Inhabited island in Dhaalu Atoll, Maldives

Kudahuvadhoo (ކުޑަހުވަދޫ) is one of the inhabited islands of Dhaalu Atoll in the Maldives. It is also the capital of Dhaalu Atoll.

==History==

=== Buddhist Period ===
The Buddhist era on the island of Kudahuvadhoo lasted from around 400 AD to 1258 AD, with sailors and Aryan immigrants bringing the religion from Sri Lanka and Southern India. Other citizens on the island and island chain were also known to have practiced paganism. Many Hindus also resided on the island as the religion was brought with the Aryans from modern-day Pakistan and western India.

==== Hawittas ====
Kudahuvadhoo has one of the mysterious mounds known as hawittas. These mounds are the ruins of Buddhist temples from the pre-Islamic period (before the 10th century) that have not been excavated yet. Thor Heyerdahl, who explored the island in the early 1980s, wrote that the ancient coral-stone mosque of Kudahuvadhoo possesses some of the finest masonry ever seen in the world. The unique masonry surpasses that of the famous Inca wall in Cuzco, Peru.

WORK TO BE COMPLETED: From the Kudahuvadhoo article, copy word for word the part that opens with the words containing "Inhabited island in" and closes with "and western India.". The records have nothing to do with the Kudahuvadhoo article.

Stored items:

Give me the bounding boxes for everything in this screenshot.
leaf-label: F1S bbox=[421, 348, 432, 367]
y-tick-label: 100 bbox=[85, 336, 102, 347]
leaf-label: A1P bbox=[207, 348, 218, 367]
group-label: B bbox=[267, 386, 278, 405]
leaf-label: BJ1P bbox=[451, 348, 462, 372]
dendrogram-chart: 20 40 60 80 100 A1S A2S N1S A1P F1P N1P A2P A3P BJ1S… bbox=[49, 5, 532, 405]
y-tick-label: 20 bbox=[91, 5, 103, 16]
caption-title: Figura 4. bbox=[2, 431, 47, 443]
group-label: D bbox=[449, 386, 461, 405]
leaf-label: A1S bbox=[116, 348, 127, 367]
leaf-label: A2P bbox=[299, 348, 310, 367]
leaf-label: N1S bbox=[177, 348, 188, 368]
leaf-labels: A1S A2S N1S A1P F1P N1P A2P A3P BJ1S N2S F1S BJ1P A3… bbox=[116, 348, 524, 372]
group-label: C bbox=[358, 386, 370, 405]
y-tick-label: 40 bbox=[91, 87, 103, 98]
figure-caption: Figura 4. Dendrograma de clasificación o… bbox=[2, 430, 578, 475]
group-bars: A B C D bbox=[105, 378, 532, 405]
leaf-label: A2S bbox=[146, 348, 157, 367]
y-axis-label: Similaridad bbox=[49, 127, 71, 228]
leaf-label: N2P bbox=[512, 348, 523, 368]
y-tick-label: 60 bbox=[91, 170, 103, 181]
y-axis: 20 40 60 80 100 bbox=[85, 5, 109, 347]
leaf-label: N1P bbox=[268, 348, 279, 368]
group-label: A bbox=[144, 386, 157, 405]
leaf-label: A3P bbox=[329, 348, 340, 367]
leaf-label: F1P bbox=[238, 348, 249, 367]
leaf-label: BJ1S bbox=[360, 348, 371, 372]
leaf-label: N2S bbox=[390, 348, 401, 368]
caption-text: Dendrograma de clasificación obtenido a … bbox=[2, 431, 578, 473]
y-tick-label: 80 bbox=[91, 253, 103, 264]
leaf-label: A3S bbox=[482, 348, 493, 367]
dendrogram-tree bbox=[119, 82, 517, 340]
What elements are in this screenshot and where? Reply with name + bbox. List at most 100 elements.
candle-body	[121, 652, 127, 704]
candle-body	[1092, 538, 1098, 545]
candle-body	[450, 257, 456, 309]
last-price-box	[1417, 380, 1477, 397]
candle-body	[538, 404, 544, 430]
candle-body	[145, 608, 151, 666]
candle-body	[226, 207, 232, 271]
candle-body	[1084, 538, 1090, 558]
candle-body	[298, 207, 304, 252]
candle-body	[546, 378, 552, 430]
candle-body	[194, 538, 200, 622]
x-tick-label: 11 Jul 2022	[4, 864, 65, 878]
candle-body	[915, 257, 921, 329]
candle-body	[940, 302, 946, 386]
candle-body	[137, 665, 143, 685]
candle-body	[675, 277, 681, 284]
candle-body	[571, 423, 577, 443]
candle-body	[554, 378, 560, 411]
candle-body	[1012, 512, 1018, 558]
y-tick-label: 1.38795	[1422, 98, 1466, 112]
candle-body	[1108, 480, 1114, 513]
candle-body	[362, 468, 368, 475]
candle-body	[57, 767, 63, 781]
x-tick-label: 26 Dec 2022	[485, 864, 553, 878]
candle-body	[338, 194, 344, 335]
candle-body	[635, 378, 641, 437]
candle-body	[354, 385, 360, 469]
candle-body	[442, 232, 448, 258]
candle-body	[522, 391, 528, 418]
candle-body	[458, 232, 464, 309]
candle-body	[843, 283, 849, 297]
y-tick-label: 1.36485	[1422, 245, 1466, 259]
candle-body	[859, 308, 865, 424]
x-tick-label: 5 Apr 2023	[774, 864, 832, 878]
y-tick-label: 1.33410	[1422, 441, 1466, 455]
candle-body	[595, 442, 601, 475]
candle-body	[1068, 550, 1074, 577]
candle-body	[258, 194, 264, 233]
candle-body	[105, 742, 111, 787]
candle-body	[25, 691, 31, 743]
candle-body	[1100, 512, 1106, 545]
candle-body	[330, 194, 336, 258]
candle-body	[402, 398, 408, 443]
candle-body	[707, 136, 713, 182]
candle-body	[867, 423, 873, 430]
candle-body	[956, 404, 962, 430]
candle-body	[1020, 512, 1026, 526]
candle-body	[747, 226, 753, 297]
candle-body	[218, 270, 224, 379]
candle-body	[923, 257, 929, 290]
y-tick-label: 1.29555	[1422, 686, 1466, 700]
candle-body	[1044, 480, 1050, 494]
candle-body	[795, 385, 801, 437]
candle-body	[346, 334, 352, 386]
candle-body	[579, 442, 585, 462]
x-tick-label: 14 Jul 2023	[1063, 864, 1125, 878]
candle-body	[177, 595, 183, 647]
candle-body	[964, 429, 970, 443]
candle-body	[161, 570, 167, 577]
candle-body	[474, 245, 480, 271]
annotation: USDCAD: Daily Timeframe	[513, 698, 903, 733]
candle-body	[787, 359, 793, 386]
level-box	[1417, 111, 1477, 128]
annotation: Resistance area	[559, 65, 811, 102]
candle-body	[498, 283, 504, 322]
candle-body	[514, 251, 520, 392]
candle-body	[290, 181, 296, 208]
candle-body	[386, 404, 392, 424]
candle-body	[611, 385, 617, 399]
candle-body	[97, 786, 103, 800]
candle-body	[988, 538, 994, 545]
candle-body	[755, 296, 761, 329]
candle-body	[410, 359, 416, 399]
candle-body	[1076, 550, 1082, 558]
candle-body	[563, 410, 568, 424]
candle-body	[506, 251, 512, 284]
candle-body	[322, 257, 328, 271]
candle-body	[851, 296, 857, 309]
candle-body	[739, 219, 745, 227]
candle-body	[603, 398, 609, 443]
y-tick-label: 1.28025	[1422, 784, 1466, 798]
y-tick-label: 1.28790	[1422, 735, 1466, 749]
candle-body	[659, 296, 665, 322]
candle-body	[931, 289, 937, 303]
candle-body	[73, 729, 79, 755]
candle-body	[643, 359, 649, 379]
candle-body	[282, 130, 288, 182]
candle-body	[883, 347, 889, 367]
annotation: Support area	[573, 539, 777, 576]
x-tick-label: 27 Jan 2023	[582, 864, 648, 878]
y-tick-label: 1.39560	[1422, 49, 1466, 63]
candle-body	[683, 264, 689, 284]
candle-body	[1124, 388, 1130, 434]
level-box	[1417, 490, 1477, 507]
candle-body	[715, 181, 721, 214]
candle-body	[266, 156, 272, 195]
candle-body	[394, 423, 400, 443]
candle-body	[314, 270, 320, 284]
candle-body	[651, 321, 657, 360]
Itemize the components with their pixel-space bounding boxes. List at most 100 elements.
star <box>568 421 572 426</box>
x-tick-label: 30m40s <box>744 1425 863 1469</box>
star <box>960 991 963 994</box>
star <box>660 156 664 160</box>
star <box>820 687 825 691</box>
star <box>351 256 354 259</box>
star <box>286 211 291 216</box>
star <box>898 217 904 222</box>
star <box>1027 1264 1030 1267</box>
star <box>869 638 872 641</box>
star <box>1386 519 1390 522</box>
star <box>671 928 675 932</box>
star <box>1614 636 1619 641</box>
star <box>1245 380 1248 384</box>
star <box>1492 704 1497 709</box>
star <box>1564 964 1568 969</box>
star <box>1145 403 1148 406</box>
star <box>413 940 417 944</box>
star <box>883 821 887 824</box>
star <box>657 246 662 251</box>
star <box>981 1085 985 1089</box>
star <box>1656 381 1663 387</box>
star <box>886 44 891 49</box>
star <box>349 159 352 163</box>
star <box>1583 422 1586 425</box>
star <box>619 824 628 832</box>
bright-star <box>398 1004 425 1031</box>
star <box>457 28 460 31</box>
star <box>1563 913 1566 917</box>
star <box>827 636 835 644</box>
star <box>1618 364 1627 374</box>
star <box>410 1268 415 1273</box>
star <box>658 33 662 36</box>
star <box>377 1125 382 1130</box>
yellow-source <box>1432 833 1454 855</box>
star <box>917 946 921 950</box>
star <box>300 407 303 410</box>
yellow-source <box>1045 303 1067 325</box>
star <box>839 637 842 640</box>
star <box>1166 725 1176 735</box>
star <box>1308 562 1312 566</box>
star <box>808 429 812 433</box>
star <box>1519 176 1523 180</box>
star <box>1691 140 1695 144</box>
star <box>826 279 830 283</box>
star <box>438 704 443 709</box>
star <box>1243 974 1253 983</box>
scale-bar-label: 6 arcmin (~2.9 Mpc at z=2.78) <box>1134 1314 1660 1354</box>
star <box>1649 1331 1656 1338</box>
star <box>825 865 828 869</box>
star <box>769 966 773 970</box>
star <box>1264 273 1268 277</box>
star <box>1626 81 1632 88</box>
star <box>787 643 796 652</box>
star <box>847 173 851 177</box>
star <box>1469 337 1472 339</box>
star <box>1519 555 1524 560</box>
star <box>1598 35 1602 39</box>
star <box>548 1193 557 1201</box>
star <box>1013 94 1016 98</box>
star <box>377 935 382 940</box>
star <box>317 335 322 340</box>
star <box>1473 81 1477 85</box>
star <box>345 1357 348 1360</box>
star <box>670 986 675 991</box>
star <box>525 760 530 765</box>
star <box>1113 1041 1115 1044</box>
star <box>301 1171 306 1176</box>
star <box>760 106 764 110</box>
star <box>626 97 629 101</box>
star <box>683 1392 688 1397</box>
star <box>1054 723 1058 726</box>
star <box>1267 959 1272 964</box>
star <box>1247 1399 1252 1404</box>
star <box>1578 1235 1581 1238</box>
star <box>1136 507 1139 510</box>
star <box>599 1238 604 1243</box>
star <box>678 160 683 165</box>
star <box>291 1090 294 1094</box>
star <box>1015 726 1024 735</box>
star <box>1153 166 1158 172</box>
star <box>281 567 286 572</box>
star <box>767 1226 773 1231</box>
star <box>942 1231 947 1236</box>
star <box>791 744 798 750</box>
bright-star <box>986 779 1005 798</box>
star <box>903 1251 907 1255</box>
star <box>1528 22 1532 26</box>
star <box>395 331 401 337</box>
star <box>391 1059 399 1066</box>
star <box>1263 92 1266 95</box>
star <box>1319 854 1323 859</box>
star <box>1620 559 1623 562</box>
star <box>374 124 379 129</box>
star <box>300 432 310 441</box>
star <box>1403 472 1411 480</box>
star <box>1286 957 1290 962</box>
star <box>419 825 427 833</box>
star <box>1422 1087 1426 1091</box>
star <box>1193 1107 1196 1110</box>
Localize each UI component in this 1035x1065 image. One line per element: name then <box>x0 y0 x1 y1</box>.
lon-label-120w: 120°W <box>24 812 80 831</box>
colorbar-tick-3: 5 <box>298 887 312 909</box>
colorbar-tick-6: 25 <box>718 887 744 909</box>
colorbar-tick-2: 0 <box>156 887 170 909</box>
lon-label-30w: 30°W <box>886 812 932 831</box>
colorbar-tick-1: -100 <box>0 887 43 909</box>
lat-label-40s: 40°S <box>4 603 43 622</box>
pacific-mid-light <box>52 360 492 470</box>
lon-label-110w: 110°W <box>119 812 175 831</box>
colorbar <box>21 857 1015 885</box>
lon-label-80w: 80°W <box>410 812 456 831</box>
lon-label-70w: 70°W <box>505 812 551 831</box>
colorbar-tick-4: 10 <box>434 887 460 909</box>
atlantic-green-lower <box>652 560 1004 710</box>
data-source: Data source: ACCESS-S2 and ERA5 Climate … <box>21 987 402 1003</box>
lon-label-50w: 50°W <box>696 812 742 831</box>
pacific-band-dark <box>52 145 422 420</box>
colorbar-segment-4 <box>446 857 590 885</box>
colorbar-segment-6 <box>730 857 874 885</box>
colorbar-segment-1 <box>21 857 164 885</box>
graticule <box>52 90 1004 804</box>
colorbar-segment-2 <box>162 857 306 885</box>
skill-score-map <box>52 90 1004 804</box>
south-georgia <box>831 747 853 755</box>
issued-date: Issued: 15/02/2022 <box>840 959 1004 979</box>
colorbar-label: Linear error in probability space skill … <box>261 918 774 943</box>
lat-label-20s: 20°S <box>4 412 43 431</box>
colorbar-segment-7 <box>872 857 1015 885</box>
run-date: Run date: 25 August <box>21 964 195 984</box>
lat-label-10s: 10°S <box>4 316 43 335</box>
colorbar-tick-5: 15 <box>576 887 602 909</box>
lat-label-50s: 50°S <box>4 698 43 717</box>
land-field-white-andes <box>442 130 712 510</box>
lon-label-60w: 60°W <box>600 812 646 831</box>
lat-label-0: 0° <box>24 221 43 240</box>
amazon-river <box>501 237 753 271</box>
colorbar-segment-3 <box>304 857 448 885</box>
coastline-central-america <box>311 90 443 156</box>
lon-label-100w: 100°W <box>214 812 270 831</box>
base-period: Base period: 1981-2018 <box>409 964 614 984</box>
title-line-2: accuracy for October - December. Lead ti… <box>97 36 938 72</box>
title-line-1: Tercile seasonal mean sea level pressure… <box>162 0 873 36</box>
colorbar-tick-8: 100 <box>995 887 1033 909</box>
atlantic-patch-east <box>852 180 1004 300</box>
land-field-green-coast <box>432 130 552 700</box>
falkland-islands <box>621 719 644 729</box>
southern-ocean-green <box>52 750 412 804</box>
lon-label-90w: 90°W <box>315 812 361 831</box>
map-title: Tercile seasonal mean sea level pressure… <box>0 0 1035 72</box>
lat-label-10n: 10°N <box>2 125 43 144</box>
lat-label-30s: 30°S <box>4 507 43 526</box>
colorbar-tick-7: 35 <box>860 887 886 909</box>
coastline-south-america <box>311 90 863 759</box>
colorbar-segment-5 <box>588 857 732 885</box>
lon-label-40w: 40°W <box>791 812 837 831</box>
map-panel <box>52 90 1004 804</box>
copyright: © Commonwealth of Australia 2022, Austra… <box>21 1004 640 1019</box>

SOLUTION FOR THIS EXERCISE:
Inhabited island in Dhaalu Atoll, Maldives

Kudahuvadhoo (ކުޑަހުވަދޫ) is one of the inhabited islands of Dhaalu Atoll in the Maldives. It is also the capital of Dhaalu Atoll.

==History==

=== Buddhist Period ===
The Buddhist era on the island of Kudahuvadhoo lasted from around 400 AD to 1258 AD, with sailors and Aryan immigrants bringing the religion from Sri Lanka and Southern India. Other citizens on the island and island chain were also known to have practiced paganism. Many Hindus also resided on the island as the religion was brought with the Aryans from modern-day Pakistan and western India.